_THE PROBLEM:_ Copy each line in the data that includes the word "score".

_DATASET EXTRACT:_
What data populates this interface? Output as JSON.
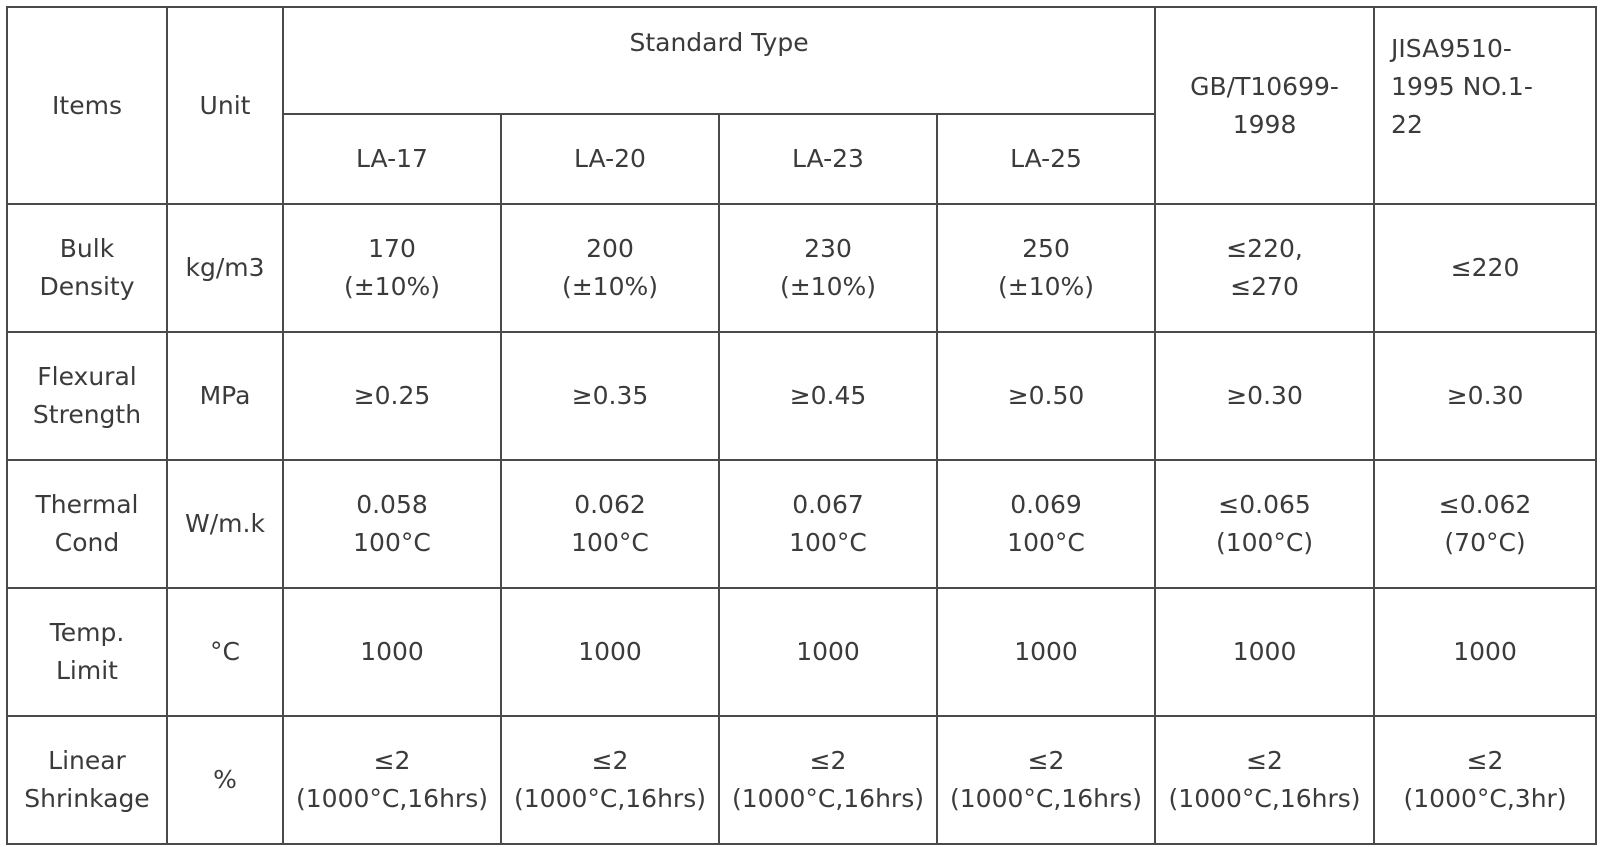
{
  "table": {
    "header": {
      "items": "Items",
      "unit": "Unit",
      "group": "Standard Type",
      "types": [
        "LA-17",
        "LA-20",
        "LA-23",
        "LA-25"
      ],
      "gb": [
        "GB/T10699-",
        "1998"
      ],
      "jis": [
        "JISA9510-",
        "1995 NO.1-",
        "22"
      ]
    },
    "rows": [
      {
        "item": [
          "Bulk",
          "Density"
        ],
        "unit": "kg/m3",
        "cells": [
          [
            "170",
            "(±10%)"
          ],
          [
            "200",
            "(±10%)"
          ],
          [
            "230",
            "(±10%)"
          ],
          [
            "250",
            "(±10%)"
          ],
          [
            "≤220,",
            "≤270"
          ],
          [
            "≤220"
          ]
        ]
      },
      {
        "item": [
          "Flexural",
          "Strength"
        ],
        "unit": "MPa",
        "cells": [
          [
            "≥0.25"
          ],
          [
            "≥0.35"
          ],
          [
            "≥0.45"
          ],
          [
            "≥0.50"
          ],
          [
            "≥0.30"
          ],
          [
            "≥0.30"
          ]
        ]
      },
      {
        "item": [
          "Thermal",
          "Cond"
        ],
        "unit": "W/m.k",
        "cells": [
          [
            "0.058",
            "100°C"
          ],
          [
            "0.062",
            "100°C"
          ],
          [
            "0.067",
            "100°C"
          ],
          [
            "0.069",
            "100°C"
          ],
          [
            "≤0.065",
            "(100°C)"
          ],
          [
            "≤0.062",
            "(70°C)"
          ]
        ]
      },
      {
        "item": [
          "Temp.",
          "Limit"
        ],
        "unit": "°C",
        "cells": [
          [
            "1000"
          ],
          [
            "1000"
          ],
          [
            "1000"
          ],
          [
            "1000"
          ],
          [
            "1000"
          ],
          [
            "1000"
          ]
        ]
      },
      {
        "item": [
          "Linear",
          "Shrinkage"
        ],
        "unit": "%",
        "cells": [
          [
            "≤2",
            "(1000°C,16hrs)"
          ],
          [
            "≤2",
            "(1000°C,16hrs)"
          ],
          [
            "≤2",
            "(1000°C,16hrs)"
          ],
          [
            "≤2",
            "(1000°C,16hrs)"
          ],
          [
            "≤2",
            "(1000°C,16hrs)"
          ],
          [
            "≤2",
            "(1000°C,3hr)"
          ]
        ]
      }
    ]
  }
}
==
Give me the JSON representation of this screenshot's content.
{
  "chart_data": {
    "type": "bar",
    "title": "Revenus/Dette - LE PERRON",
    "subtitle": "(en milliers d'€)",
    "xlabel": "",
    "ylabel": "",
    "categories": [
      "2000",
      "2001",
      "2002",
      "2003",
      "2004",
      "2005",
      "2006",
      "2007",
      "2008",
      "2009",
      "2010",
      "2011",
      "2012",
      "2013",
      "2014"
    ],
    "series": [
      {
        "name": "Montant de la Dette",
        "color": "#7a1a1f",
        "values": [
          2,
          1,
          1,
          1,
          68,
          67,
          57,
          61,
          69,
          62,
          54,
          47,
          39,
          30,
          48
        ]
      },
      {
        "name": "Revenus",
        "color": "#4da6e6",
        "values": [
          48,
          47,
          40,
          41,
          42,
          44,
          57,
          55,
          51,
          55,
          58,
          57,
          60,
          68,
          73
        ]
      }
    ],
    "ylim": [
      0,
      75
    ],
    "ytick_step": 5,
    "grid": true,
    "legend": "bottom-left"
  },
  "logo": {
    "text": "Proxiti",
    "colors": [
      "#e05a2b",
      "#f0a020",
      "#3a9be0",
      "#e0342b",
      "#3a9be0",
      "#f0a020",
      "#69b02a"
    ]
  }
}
---
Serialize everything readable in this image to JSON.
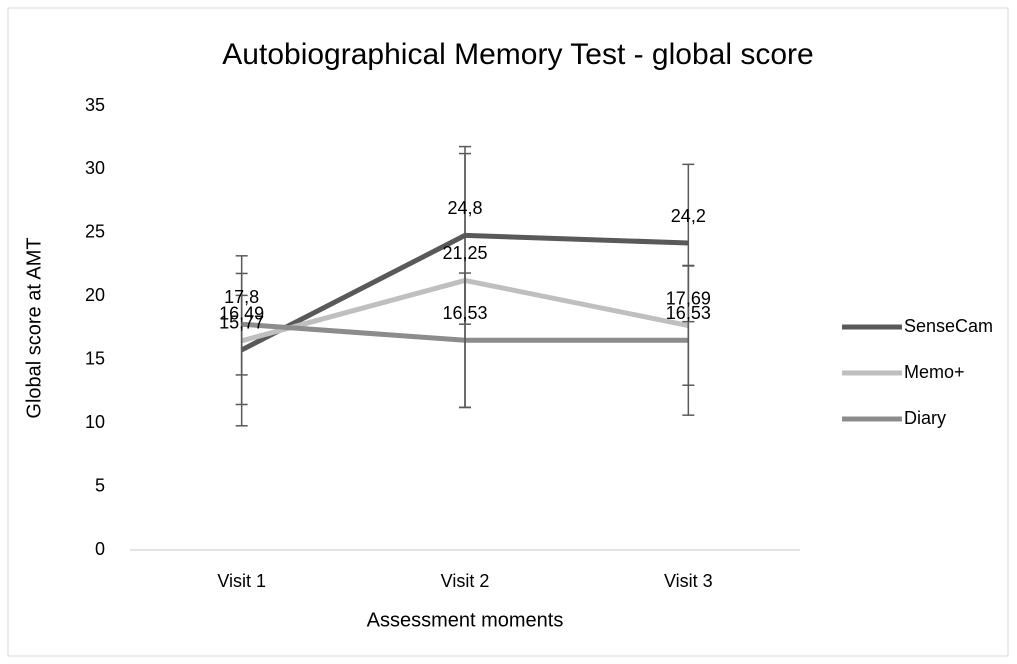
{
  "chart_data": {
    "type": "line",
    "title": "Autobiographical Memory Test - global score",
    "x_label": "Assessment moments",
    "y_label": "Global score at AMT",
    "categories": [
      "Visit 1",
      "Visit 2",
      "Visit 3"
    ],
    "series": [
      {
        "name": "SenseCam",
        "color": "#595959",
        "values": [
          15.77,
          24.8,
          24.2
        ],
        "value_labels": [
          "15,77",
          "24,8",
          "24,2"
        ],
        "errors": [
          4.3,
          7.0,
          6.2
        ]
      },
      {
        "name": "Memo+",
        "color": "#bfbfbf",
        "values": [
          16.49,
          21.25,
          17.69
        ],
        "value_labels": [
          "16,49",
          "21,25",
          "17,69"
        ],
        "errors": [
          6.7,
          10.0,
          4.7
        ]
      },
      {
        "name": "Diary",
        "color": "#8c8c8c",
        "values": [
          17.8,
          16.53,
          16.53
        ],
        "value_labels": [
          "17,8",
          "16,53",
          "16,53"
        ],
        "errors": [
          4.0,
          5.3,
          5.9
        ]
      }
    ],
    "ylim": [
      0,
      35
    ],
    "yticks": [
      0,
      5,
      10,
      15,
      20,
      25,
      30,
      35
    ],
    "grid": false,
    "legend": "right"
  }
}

_OUTPUT:_
    "title": "Autobiographical Memory Test - global score",
    "y_label": "Global score at AMT",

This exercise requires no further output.